Start Provided information

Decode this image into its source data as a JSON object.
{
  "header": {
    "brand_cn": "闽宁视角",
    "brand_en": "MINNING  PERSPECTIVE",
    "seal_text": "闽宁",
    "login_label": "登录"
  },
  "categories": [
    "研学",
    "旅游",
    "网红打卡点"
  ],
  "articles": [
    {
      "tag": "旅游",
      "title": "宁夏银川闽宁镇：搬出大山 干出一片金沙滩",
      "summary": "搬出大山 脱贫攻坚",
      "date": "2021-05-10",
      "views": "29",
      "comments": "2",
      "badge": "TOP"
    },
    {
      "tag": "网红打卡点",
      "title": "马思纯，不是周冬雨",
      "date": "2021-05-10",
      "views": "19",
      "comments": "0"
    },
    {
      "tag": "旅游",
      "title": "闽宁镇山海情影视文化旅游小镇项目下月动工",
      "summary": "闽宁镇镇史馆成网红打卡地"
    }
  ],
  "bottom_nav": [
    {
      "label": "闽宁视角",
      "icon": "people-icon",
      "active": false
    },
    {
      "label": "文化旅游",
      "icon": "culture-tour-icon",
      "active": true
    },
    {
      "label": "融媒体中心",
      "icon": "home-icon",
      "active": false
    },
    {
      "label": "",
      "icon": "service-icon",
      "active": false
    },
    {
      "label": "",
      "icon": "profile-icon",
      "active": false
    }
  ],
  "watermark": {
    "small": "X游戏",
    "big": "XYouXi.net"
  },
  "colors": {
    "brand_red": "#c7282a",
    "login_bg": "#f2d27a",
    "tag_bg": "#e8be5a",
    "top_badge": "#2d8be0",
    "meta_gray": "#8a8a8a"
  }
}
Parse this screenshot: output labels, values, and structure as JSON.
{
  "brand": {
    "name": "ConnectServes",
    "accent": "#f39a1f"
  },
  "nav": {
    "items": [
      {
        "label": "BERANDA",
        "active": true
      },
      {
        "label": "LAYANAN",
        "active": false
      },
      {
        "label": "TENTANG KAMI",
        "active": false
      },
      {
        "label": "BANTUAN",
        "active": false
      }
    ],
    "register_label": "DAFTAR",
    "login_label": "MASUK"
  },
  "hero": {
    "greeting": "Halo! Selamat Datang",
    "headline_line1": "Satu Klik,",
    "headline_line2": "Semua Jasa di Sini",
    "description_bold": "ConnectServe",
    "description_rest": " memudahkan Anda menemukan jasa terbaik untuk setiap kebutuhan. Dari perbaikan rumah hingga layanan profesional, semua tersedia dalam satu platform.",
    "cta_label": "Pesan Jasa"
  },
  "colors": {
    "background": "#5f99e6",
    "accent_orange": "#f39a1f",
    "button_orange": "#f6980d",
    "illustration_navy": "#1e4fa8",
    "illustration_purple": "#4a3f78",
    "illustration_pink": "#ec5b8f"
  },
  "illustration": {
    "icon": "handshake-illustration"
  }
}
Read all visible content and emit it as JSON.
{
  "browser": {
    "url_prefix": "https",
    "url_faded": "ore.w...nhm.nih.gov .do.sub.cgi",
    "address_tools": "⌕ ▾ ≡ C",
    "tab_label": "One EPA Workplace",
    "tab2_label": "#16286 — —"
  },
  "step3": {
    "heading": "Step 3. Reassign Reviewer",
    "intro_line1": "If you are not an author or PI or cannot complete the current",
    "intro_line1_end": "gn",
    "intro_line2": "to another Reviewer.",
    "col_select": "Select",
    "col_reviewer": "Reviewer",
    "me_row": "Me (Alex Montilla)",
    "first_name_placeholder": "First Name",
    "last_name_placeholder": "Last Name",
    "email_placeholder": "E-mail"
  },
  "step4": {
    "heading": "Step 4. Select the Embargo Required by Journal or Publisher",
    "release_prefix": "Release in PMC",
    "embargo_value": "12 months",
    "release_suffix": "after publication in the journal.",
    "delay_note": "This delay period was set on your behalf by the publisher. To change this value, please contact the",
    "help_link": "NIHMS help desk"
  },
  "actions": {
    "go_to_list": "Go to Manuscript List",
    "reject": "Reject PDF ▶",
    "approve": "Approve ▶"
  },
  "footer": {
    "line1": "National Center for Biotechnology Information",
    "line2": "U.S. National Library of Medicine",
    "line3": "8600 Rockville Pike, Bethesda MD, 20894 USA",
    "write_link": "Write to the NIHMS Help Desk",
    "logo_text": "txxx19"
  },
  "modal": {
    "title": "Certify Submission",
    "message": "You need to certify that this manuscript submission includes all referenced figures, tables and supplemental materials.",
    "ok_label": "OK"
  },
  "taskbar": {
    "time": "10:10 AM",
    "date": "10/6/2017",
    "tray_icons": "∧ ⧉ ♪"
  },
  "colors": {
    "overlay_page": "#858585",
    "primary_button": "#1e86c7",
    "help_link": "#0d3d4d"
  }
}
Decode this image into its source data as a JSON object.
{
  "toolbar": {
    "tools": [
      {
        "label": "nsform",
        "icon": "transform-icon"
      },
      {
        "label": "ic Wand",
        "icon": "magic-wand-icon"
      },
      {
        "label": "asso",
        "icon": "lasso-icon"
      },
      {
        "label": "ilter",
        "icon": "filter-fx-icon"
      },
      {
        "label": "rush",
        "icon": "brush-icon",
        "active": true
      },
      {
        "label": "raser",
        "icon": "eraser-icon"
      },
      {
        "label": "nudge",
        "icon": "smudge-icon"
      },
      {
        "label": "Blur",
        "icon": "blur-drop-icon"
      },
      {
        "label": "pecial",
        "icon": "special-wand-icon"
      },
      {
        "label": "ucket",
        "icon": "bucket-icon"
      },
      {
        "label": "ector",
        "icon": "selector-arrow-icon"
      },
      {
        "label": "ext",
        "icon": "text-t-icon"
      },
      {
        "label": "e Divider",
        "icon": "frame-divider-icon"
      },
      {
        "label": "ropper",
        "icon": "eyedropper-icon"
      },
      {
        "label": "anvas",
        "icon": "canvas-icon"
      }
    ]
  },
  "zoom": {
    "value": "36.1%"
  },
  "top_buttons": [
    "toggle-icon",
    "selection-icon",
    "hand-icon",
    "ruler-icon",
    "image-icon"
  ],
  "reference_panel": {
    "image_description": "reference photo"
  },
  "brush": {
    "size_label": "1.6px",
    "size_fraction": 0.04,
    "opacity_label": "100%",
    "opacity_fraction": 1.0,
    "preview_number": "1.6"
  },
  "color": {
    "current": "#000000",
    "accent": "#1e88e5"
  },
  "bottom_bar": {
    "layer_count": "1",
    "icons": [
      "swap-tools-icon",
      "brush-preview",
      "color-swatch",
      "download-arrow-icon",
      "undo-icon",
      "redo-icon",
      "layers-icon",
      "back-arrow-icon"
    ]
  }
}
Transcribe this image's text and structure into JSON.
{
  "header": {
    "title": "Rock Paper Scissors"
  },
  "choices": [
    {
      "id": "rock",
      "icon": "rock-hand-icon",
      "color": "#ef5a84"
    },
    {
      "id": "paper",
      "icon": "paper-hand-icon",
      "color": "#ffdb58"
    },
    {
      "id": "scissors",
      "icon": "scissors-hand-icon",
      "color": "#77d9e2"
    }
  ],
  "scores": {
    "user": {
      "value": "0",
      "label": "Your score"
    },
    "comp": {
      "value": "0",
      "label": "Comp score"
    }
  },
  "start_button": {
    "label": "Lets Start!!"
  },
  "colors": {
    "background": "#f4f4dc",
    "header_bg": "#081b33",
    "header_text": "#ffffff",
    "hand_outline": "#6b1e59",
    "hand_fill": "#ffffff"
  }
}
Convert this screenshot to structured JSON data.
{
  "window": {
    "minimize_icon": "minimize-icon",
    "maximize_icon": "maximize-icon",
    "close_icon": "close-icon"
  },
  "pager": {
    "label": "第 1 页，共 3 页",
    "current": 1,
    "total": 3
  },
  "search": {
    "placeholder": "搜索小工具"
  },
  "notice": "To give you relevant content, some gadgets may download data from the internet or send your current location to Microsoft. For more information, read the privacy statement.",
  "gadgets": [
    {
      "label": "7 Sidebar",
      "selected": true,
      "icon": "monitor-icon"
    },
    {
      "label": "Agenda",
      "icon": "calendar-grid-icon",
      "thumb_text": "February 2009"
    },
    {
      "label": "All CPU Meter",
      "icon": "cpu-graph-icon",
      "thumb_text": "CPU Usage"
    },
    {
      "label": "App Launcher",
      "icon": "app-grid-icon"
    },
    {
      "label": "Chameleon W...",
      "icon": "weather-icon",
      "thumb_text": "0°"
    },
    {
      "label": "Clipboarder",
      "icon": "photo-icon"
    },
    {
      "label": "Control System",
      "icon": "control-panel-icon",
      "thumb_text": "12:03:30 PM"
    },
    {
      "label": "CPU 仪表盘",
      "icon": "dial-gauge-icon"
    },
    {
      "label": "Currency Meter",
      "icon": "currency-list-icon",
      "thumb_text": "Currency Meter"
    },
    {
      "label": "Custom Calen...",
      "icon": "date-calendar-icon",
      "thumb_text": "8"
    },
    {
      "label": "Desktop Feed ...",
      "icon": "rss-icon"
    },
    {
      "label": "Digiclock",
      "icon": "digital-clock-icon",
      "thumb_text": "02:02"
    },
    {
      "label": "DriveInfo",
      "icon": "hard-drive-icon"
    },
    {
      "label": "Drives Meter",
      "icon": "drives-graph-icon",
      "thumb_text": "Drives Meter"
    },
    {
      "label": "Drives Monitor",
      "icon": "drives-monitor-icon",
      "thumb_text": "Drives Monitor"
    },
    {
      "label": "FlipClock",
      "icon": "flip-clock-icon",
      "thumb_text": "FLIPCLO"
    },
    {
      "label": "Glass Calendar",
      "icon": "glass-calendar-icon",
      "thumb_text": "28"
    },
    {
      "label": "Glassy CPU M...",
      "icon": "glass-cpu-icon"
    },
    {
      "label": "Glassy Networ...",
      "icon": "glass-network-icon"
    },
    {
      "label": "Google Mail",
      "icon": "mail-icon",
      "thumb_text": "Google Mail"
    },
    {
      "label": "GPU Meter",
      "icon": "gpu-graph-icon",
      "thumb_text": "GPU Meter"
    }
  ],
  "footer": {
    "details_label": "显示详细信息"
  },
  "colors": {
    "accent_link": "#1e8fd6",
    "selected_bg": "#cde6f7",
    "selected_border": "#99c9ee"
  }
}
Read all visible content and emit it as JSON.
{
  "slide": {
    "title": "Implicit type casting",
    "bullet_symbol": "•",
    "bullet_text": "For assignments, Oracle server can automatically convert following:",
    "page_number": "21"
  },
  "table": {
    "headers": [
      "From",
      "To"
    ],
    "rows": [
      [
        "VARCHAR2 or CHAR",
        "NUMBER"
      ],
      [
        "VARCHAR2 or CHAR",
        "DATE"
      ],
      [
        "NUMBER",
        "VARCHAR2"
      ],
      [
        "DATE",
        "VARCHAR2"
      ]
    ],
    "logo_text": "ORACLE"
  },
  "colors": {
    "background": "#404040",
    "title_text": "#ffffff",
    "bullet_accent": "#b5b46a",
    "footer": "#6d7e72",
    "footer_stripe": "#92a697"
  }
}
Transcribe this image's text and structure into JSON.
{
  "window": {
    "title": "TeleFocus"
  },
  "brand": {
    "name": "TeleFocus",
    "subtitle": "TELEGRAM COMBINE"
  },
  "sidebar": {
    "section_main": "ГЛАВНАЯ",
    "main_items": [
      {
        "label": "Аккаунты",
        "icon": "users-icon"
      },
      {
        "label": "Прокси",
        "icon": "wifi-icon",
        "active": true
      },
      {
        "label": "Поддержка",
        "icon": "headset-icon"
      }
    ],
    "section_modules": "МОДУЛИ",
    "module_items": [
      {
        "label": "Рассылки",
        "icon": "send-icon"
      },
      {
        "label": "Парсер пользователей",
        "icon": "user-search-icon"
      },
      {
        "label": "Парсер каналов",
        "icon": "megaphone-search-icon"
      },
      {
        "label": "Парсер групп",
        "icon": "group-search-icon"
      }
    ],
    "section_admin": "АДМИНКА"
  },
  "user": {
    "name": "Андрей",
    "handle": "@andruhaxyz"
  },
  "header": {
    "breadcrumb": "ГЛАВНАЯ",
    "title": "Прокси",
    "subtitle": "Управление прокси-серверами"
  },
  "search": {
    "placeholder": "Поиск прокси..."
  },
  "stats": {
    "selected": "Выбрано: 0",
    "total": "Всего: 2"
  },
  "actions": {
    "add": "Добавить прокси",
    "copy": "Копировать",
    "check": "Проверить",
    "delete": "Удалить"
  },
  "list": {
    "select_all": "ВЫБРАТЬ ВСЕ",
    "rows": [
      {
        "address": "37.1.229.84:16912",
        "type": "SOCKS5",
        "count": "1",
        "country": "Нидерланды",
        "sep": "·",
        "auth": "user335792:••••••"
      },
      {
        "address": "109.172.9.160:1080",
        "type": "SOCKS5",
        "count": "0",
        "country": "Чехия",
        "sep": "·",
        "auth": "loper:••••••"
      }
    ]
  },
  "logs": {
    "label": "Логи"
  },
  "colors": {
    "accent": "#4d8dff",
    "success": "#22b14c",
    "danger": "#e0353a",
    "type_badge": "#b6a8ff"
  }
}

End Provided information

Task to complete:
Tally every line of the listing that holds the string "send", then give the number by itself.

Solved problem:
2